* WORK TO COMPLETE
Search the records for "شرکت". Copy every line where it appears.

* EXTRACTED DATA
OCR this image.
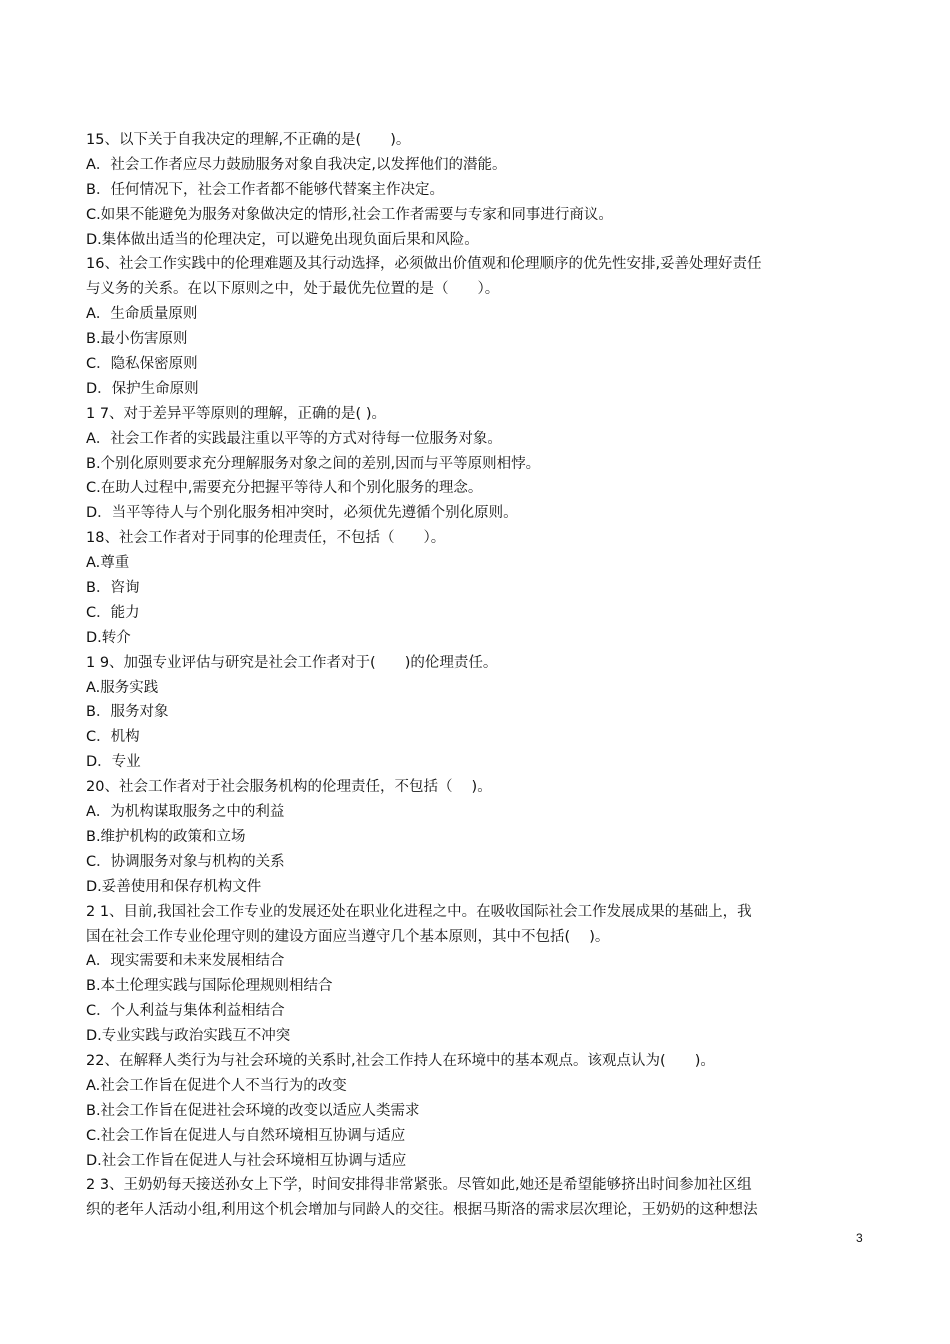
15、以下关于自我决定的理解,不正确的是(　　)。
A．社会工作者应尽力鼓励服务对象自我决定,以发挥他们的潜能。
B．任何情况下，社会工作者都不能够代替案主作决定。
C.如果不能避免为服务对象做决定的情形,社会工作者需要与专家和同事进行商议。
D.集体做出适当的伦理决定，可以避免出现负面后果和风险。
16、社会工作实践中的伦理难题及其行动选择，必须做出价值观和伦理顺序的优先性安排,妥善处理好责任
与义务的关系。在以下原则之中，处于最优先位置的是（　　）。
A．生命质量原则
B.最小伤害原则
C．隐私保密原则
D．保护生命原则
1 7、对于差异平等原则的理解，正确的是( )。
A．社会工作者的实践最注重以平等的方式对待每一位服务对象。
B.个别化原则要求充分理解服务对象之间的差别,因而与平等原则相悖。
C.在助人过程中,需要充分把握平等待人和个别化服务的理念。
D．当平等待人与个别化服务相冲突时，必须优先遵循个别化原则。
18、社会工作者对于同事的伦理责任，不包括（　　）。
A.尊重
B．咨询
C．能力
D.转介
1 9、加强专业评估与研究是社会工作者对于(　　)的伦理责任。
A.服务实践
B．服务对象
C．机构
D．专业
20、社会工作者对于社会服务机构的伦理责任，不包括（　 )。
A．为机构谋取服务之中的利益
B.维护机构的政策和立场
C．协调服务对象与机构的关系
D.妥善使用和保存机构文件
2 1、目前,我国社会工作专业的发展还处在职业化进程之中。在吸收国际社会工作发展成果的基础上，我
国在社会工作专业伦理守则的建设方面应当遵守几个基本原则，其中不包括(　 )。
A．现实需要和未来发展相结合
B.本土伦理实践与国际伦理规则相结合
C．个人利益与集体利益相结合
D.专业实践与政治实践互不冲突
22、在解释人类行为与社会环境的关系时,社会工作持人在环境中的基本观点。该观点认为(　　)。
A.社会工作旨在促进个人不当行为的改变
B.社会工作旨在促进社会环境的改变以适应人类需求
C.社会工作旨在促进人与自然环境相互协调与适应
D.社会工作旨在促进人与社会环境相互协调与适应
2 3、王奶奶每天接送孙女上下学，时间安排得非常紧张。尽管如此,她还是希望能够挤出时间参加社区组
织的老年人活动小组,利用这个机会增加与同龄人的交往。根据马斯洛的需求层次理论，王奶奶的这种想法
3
--
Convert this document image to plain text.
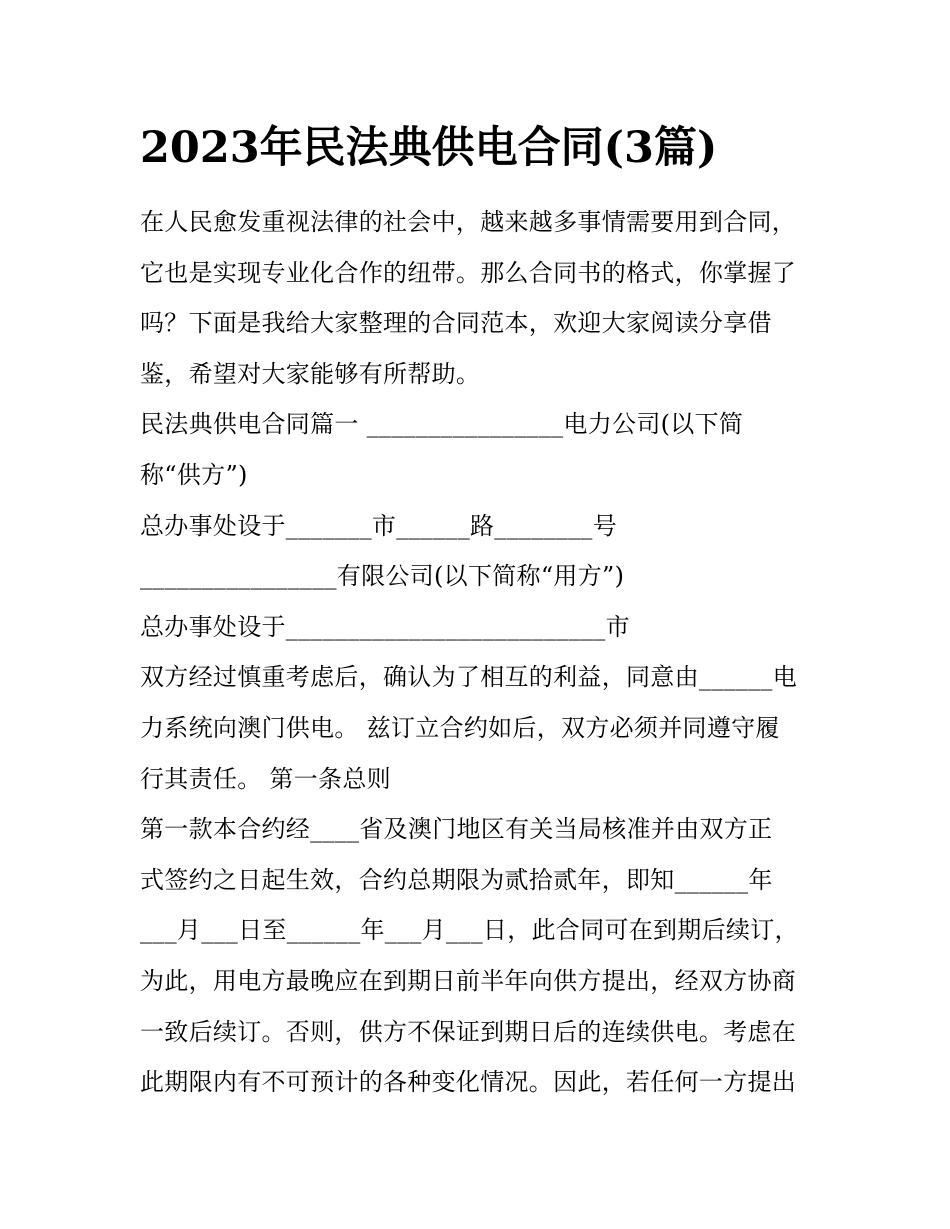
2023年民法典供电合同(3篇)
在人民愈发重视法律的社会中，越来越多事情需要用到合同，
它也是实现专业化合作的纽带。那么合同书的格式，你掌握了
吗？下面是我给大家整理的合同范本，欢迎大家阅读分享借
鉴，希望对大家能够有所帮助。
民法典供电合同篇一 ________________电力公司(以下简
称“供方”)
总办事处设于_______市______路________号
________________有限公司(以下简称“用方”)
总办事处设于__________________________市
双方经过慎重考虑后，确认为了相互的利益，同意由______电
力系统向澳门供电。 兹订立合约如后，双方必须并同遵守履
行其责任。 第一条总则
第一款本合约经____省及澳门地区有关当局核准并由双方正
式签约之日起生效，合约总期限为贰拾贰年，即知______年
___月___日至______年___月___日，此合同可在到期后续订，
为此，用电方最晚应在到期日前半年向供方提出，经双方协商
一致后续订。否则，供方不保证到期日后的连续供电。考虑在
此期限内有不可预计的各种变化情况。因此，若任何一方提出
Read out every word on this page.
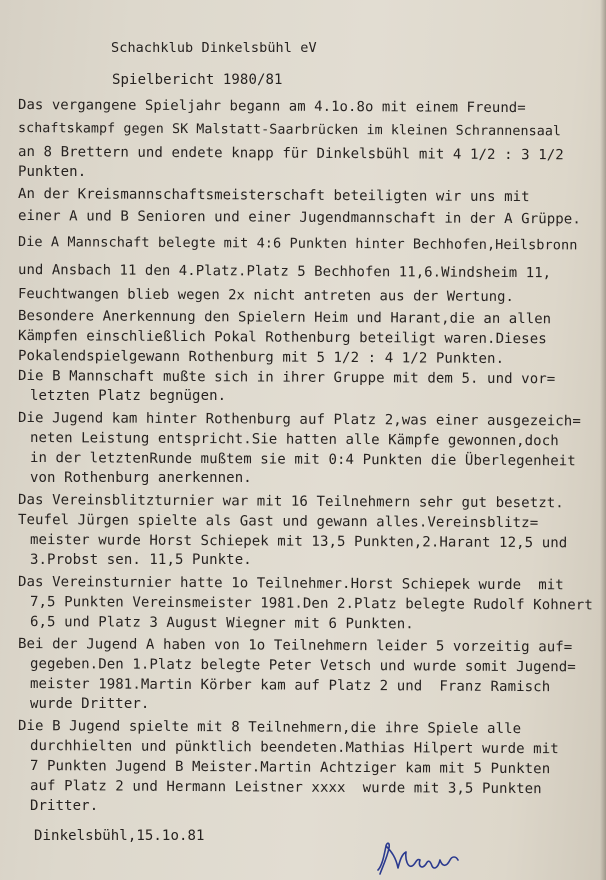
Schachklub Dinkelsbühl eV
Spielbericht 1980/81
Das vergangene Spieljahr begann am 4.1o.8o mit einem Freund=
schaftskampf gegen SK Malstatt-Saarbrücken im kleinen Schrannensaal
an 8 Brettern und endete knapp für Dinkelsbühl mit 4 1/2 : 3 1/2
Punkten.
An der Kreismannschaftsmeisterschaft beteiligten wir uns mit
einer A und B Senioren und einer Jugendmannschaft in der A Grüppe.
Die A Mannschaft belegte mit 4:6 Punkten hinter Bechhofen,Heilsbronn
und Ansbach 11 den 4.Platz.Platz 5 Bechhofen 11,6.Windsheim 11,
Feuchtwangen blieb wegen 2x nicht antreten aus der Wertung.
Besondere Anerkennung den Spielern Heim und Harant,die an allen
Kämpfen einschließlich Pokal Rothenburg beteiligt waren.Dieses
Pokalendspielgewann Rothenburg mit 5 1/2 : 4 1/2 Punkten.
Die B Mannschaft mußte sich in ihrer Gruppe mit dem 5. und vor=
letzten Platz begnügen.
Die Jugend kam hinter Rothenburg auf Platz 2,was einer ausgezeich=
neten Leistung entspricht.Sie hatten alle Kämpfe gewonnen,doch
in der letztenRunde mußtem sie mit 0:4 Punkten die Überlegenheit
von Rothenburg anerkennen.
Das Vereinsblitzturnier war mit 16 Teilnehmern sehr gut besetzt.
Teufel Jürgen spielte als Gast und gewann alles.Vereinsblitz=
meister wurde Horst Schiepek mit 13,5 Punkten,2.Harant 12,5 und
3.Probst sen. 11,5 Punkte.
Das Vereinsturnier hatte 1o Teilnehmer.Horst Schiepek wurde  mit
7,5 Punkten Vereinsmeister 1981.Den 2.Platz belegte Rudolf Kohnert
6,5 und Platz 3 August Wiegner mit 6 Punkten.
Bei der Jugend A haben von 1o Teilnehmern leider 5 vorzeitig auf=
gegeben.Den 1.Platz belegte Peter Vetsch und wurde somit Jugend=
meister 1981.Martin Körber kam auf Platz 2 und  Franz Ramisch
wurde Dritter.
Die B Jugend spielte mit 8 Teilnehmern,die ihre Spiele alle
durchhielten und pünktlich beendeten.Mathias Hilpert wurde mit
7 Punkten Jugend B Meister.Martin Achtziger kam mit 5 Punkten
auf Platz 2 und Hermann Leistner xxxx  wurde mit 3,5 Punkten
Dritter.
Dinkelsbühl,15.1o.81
---
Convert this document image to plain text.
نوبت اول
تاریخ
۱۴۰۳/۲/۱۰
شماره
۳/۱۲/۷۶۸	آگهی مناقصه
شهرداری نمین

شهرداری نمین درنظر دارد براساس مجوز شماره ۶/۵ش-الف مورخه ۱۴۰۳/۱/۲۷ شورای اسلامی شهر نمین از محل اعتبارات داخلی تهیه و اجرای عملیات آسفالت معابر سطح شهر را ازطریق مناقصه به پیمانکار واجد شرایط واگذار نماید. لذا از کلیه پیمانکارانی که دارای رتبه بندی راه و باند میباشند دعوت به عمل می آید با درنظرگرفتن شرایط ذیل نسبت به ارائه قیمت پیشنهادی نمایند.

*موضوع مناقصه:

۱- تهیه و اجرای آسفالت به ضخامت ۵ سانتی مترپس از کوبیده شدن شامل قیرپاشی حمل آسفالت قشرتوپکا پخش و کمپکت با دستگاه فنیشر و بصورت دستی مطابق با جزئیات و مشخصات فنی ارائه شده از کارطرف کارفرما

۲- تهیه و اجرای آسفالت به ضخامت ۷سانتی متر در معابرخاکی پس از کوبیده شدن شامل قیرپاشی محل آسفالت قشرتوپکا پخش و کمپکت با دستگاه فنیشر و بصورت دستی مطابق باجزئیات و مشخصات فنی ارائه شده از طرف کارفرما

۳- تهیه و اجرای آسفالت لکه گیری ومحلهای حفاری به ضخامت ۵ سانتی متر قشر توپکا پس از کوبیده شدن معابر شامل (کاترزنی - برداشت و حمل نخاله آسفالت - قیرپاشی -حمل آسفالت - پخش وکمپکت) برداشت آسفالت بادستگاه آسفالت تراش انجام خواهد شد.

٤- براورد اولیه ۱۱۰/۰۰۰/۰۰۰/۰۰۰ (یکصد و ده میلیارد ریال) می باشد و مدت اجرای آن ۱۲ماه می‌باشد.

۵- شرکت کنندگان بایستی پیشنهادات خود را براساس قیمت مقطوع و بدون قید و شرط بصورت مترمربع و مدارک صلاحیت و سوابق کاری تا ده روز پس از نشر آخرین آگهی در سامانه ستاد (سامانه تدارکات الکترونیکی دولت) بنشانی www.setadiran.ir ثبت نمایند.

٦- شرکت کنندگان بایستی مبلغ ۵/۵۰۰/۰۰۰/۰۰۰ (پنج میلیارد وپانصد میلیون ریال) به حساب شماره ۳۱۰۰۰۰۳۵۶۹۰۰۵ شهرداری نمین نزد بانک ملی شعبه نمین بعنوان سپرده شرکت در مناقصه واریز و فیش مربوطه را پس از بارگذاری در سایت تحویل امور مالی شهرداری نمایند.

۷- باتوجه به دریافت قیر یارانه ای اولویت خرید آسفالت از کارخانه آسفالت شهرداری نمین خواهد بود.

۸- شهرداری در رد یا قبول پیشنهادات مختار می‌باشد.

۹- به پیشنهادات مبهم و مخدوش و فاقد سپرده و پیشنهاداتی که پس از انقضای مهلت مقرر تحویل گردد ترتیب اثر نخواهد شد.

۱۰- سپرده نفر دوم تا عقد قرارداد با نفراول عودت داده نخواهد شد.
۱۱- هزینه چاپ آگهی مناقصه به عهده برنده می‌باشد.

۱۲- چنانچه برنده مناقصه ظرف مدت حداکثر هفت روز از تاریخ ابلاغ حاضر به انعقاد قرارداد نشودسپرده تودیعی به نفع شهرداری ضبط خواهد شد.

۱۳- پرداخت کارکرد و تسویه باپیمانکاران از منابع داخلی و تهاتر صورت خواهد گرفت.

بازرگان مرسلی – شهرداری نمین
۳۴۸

* OUTPUT OF THE EXERCISE
۵- شرکت کنندگان بایستی پیشنهادات خود را براساس قیمت مقطوع و بدون قید و شرط بصورت مترمربع و مدارک صلاحیت و سوابق کاری تا ده روز پس از نشر آخرین آگهی در سامانه ستاد (سامانه تدارکات الکترونیکی دولت) بنشانی www.setadiran.ir ثبت نمایند.
٦- شرکت کنندگان بایستی مبلغ ۵/۵۰۰/۰۰۰/۰۰۰ (پنج میلیارد وپانصد میلیون ریال) به حساب شماره ۳۱۰۰۰۰۳۵۶۹۰۰۵ شهرداری نمین نزد بانک ملی شعبه نمین بعنوان سپرده شرکت در مناقصه واریز و فیش مربوطه را پس از بارگذاری در سایت تحویل امور مالی شهرداری نمایند.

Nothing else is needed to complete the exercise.